### Items from a figure collection:
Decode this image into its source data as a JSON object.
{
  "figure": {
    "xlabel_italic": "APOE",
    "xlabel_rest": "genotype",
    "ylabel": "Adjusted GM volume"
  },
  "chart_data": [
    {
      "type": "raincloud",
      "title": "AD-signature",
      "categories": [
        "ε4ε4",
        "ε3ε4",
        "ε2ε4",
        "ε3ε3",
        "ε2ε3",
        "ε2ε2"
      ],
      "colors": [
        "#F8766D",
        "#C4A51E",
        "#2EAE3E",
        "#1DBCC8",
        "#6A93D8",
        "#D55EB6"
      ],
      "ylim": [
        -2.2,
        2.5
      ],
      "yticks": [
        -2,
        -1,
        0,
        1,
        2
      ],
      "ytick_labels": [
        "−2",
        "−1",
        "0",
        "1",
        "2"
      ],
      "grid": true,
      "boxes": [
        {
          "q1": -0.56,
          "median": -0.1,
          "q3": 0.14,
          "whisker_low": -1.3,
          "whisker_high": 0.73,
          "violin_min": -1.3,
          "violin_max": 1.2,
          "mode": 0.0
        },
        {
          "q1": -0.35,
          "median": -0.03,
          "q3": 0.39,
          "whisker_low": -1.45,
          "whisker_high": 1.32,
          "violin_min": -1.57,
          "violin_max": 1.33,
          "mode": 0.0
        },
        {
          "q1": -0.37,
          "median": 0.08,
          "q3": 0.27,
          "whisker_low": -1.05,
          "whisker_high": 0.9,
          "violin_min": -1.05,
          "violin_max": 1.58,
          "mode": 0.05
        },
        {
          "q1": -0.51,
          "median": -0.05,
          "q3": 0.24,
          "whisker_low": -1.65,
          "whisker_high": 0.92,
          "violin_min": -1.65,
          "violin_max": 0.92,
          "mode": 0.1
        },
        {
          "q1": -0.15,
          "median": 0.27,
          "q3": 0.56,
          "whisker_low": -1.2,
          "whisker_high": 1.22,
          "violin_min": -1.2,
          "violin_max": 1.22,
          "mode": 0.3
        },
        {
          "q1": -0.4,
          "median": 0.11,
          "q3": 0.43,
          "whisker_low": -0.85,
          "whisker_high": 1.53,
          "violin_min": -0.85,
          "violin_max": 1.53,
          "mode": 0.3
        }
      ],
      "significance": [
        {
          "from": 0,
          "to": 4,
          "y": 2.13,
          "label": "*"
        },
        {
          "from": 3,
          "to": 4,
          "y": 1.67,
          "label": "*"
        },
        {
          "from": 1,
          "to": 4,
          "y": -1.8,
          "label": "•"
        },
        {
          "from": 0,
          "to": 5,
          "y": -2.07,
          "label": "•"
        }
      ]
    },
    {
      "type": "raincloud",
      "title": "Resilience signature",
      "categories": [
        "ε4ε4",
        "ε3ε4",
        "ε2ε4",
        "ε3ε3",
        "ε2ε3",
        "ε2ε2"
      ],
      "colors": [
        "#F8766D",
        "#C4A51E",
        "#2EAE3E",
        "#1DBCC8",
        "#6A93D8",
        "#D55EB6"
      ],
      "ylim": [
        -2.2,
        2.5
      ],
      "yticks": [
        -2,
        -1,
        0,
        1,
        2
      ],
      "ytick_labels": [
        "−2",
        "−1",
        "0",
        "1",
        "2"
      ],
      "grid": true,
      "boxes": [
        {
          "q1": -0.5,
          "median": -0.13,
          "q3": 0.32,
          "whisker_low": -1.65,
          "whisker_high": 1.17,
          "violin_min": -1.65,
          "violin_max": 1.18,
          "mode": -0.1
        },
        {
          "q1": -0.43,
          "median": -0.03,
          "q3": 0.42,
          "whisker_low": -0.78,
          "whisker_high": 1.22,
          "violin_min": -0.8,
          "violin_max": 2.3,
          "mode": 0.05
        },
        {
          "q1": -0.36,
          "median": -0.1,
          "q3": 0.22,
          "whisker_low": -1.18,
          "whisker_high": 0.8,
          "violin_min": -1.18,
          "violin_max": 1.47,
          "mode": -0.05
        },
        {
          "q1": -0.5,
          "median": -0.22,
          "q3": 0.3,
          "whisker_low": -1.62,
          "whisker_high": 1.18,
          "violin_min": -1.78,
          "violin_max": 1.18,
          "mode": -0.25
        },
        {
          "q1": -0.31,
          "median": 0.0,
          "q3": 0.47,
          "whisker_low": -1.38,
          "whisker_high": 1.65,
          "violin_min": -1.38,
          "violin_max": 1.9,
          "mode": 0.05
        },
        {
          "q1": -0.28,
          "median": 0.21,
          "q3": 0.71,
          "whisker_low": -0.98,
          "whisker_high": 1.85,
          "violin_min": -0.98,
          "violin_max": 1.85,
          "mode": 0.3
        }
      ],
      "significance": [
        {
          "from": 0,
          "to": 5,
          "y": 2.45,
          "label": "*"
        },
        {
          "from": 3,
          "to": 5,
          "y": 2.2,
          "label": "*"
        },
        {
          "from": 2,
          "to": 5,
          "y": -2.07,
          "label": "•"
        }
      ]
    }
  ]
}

### Written exercise:
All of the entries must be written out exactly as they stand.

### Task solution:
Decode this image into its source data as a JSON object.
{
  "figure": {
    "xlabel_italic": "APOE",
    "xlabel_rest": "genotype",
    "ylabel": "Adjusted GM volume"
  },
  "chart_data": [
    {
      "type": "raincloud",
      "title": "AD-signature",
      "categories": [
        "ε4ε4",
        "ε3ε4",
        "ε2ε4",
        "ε3ε3",
        "ε2ε3",
        "ε2ε2"
      ],
      "colors": [
        "#F8766D",
        "#C4A51E",
        "#2EAE3E",
        "#1DBCC8",
        "#6A93D8",
        "#D55EB6"
      ],
      "ylim": [
        -2.2,
        2.5
      ],
      "yticks": [
        -2,
        -1,
        0,
        1,
        2
      ],
      "ytick_labels": [
        "−2",
        "−1",
        "0",
        "1",
        "2"
      ],
      "grid": true,
      "boxes": [
        {
          "q1": -0.56,
          "median": -0.1,
          "q3": 0.14,
          "whisker_low": -1.3,
          "whisker_high": 0.73,
          "violin_min": -1.3,
          "violin_max": 1.2,
          "mode": 0.0
        },
        {
          "q1": -0.35,
          "median": -0.03,
          "q3": 0.39,
          "whisker_low": -1.45,
          "whisker_high": 1.32,
          "violin_min": -1.57,
          "violin_max": 1.33,
          "mode": 0.0
        },
        {
          "q1": -0.37,
          "median": 0.08,
          "q3": 0.27,
          "whisker_low": -1.05,
          "whisker_high": 0.9,
          "violin_min": -1.05,
          "violin_max": 1.58,
          "mode": 0.05
        },
        {
          "q1": -0.51,
          "median": -0.05,
          "q3": 0.24,
          "whisker_low": -1.65,
          "whisker_high": 0.92,
          "violin_min": -1.65,
          "violin_max": 0.92,
          "mode": 0.1
        },
        {
          "q1": -0.15,
          "median": 0.27,
          "q3": 0.56,
          "whisker_low": -1.2,
          "whisker_high": 1.22,
          "violin_min": -1.2,
          "violin_max": 1.22,
          "mode": 0.3
        },
        {
          "q1": -0.4,
          "median": 0.11,
          "q3": 0.43,
          "whisker_low": -0.85,
          "whisker_high": 1.53,
          "violin_min": -0.85,
          "violin_max": 1.53,
          "mode": 0.3
        }
      ],
      "significance": [
        {
          "from": 0,
          "to": 4,
          "y": 2.13,
          "label": "*"
        },
        {
          "from": 3,
          "to": 4,
          "y": 1.67,
          "label": "*"
        },
        {
          "from": 1,
          "to": 4,
          "y": -1.8,
          "label": "•"
        },
        {
          "from": 0,
          "to": 5,
          "y": -2.07,
          "label": "•"
        }
      ]
    },
    {
      "type": "raincloud",
      "title": "Resilience signature",
      "categories": [
        "ε4ε4",
        "ε3ε4",
        "ε2ε4",
        "ε3ε3",
        "ε2ε3",
        "ε2ε2"
      ],
      "colors": [
        "#F8766D",
        "#C4A51E",
        "#2EAE3E",
        "#1DBCC8",
        "#6A93D8",
        "#D55EB6"
      ],
      "ylim": [
        -2.2,
        2.5
      ],
      "yticks": [
        -2,
        -1,
        0,
        1,
        2
      ],
      "ytick_labels": [
        "−2",
        "−1",
        "0",
        "1",
        "2"
      ],
      "grid": true,
      "boxes": [
        {
          "q1": -0.5,
          "median": -0.13,
          "q3": 0.32,
          "whisker_low": -1.65,
          "whisker_high": 1.17,
          "violin_min": -1.65,
          "violin_max": 1.18,
          "mode": -0.1
        },
        {
          "q1": -0.43,
          "median": -0.03,
          "q3": 0.42,
          "whisker_low": -0.78,
          "whisker_high": 1.22,
          "violin_min": -0.8,
          "violin_max": 2.3,
          "mode": 0.05
        },
        {
          "q1": -0.36,
          "median": -0.1,
          "q3": 0.22,
          "whisker_low": -1.18,
          "whisker_high": 0.8,
          "violin_min": -1.18,
          "violin_max": 1.47,
          "mode": -0.05
        },
        {
          "q1": -0.5,
          "median": -0.22,
          "q3": 0.3,
          "whisker_low": -1.62,
          "whisker_high": 1.18,
          "violin_min": -1.78,
          "violin_max": 1.18,
          "mode": -0.25
        },
        {
          "q1": -0.31,
          "median": 0.0,
          "q3": 0.47,
          "whisker_low": -1.38,
          "whisker_high": 1.65,
          "violin_min": -1.38,
          "violin_max": 1.9,
          "mode": 0.05
        },
        {
          "q1": -0.28,
          "median": 0.21,
          "q3": 0.71,
          "whisker_low": -0.98,
          "whisker_high": 1.85,
          "violin_min": -0.98,
          "violin_max": 1.85,
          "mode": 0.3
        }
      ],
      "significance": [
        {
          "from": 0,
          "to": 5,
          "y": 2.45,
          "label": "*"
        },
        {
          "from": 3,
          "to": 5,
          "y": 2.2,
          "label": "*"
        },
        {
          "from": 2,
          "to": 5,
          "y": -2.07,
          "label": "•"
        }
      ]
    }
  ]
}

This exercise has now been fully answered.